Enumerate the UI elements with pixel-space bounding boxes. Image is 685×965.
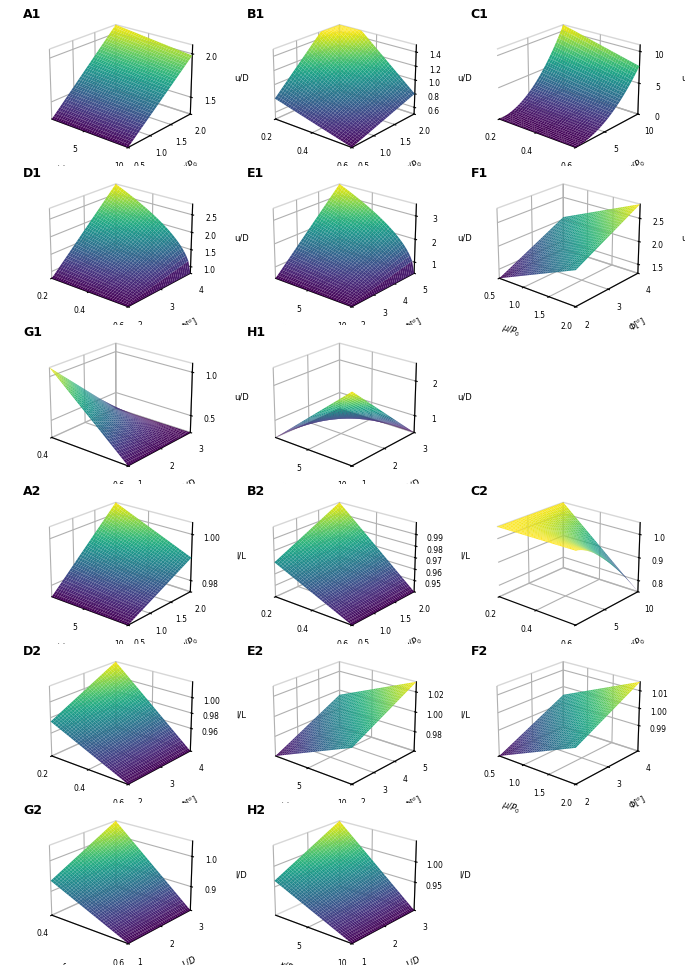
Y-axis label: $\Phi[^o]$: $\Phi[^o]$ xyxy=(403,316,424,334)
X-axis label: $\kappa/P_0$: $\kappa/P_0$ xyxy=(277,321,298,339)
X-axis label: $f$: $f$ xyxy=(61,961,66,965)
Text: F1: F1 xyxy=(471,167,488,180)
Text: F2: F2 xyxy=(471,645,488,658)
Y-axis label: $\mu/P_0$: $\mu/P_0$ xyxy=(402,633,425,653)
Y-axis label: $\mu/P_0$: $\mu/P_0$ xyxy=(178,155,201,176)
Text: C2: C2 xyxy=(471,485,488,499)
Text: B2: B2 xyxy=(247,485,265,499)
Text: H1: H1 xyxy=(247,326,266,340)
Y-axis label: $L/D$: $L/D$ xyxy=(180,953,199,965)
Y-axis label: $L/D$: $L/D$ xyxy=(180,476,199,492)
Text: C1: C1 xyxy=(471,8,488,21)
X-axis label: $f$: $f$ xyxy=(508,165,514,177)
Text: E2: E2 xyxy=(247,645,264,658)
X-axis label: $\mu/P_0$: $\mu/P_0$ xyxy=(500,320,522,340)
X-axis label: $\kappa/P_0$: $\kappa/P_0$ xyxy=(277,958,298,965)
Y-axis label: $\Phi[^o]$: $\Phi[^o]$ xyxy=(179,316,201,334)
X-axis label: $f$: $f$ xyxy=(61,483,66,495)
X-axis label: $\mu/P_0$: $\mu/P_0$ xyxy=(500,798,522,817)
X-axis label: $f$: $f$ xyxy=(284,165,290,177)
X-axis label: $f$: $f$ xyxy=(284,643,290,654)
Y-axis label: $\kappa/P_0$: $\kappa/P_0$ xyxy=(626,633,648,653)
Text: H2: H2 xyxy=(247,804,266,817)
Y-axis label: $\Phi[^o]$: $\Phi[^o]$ xyxy=(179,793,201,812)
Text: D1: D1 xyxy=(23,167,42,180)
Text: B1: B1 xyxy=(247,8,265,21)
X-axis label: $\kappa/P_0$: $\kappa/P_0$ xyxy=(277,481,298,498)
X-axis label: $f$: $f$ xyxy=(61,324,66,336)
Y-axis label: $\kappa/P_0$: $\kappa/P_0$ xyxy=(626,155,648,176)
X-axis label: $\kappa/P_0$: $\kappa/P_0$ xyxy=(277,799,298,816)
X-axis label: $\kappa/P_0$: $\kappa/P_0$ xyxy=(53,162,75,179)
Y-axis label: $L/D$: $L/D$ xyxy=(404,953,423,965)
Y-axis label: $\mu/P_0$: $\mu/P_0$ xyxy=(402,155,425,176)
Y-axis label: $\mu/P_0$: $\mu/P_0$ xyxy=(178,633,201,653)
X-axis label: $f$: $f$ xyxy=(508,643,514,654)
X-axis label: $\kappa/P_0$: $\kappa/P_0$ xyxy=(53,640,75,657)
Y-axis label: $L/D$: $L/D$ xyxy=(404,476,423,492)
Text: E1: E1 xyxy=(247,167,264,180)
Text: G2: G2 xyxy=(23,804,42,817)
Text: A1: A1 xyxy=(23,8,42,21)
Y-axis label: $\Phi[^o]$: $\Phi[^o]$ xyxy=(403,793,424,812)
Text: D2: D2 xyxy=(23,645,42,658)
Text: G1: G1 xyxy=(23,326,42,340)
Y-axis label: $\Phi[^o]$: $\Phi[^o]$ xyxy=(626,793,648,812)
Text: A2: A2 xyxy=(23,485,42,499)
X-axis label: $f$: $f$ xyxy=(61,802,66,813)
Y-axis label: $\Phi[^o]$: $\Phi[^o]$ xyxy=(626,316,648,334)
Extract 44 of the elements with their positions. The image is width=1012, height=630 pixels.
════
- **Problem statement**: Rewrite all the records above, replacing each "Y-axis label" with "Vertical axis label" and keeping every other character unchanged. Omit the pictures from your answer.

- **The response**:
Enumerate the UI elements with pixel-space bounding boxes. Image is 685×965.
Vertical axis label: $\Phi[^o]$: $\Phi[^o]$ xyxy=(403,316,424,334)
X-axis label: $\kappa/P_0$: $\kappa/P_0$ xyxy=(277,321,298,339)
X-axis label: $f$: $f$ xyxy=(61,961,66,965)
Text: F1: F1 xyxy=(471,167,488,180)
Text: F2: F2 xyxy=(471,645,488,658)
Vertical axis label: $\mu/P_0$: $\mu/P_0$ xyxy=(402,633,425,653)
Vertical axis label: $\mu/P_0$: $\mu/P_0$ xyxy=(178,155,201,176)
Text: C2: C2 xyxy=(471,485,488,499)
Text: B2: B2 xyxy=(247,485,265,499)
Text: H1: H1 xyxy=(247,326,266,340)
Vertical axis label: $L/D$: $L/D$ xyxy=(180,953,199,965)
Vertical axis label: $L/D$: $L/D$ xyxy=(180,476,199,492)
Text: C1: C1 xyxy=(471,8,488,21)
X-axis label: $f$: $f$ xyxy=(508,165,514,177)
Text: E2: E2 xyxy=(247,645,264,658)
X-axis label: $\mu/P_0$: $\mu/P_0$ xyxy=(500,320,522,340)
X-axis label: $\kappa/P_0$: $\kappa/P_0$ xyxy=(277,958,298,965)
Vertical axis label: $\Phi[^o]$: $\Phi[^o]$ xyxy=(179,316,201,334)
X-axis label: $f$: $f$ xyxy=(61,483,66,495)
X-axis label: $\mu/P_0$: $\mu/P_0$ xyxy=(500,798,522,817)
X-axis label: $f$: $f$ xyxy=(284,165,290,177)
X-axis label: $f$: $f$ xyxy=(284,643,290,654)
Vertical axis label: $\kappa/P_0$: $\kappa/P_0$ xyxy=(626,633,648,653)
Text: H2: H2 xyxy=(247,804,266,817)
Vertical axis label: $\Phi[^o]$: $\Phi[^o]$ xyxy=(179,793,201,812)
Text: D1: D1 xyxy=(23,167,42,180)
Text: B1: B1 xyxy=(247,8,265,21)
X-axis label: $\kappa/P_0$: $\kappa/P_0$ xyxy=(277,481,298,498)
X-axis label: $f$: $f$ xyxy=(61,324,66,336)
Vertical axis label: $\kappa/P_0$: $\kappa/P_0$ xyxy=(626,155,648,176)
X-axis label: $\kappa/P_0$: $\kappa/P_0$ xyxy=(277,799,298,816)
X-axis label: $\kappa/P_0$: $\kappa/P_0$ xyxy=(53,162,75,179)
Vertical axis label: $L/D$: $L/D$ xyxy=(404,953,423,965)
Vertical axis label: $\mu/P_0$: $\mu/P_0$ xyxy=(402,155,425,176)
Vertical axis label: $\mu/P_0$: $\mu/P_0$ xyxy=(178,633,201,653)
X-axis label: $f$: $f$ xyxy=(508,643,514,654)
X-axis label: $\kappa/P_0$: $\kappa/P_0$ xyxy=(53,640,75,657)
Vertical axis label: $L/D$: $L/D$ xyxy=(404,476,423,492)
Text: E1: E1 xyxy=(247,167,264,180)
Text: G2: G2 xyxy=(23,804,42,817)
Text: A1: A1 xyxy=(23,8,42,21)
Vertical axis label: $\Phi[^o]$: $\Phi[^o]$ xyxy=(403,793,424,812)
Text: D2: D2 xyxy=(23,645,42,658)
Text: G1: G1 xyxy=(23,326,42,340)
Vertical axis label: $\Phi[^o]$: $\Phi[^o]$ xyxy=(626,793,648,812)
Text: A2: A2 xyxy=(23,485,42,499)
X-axis label: $f$: $f$ xyxy=(61,802,66,813)
Vertical axis label: $\Phi[^o]$: $\Phi[^o]$ xyxy=(626,316,648,334)
Extract 44 of the elements with their positions. The image is width=1012, height=630 pixels.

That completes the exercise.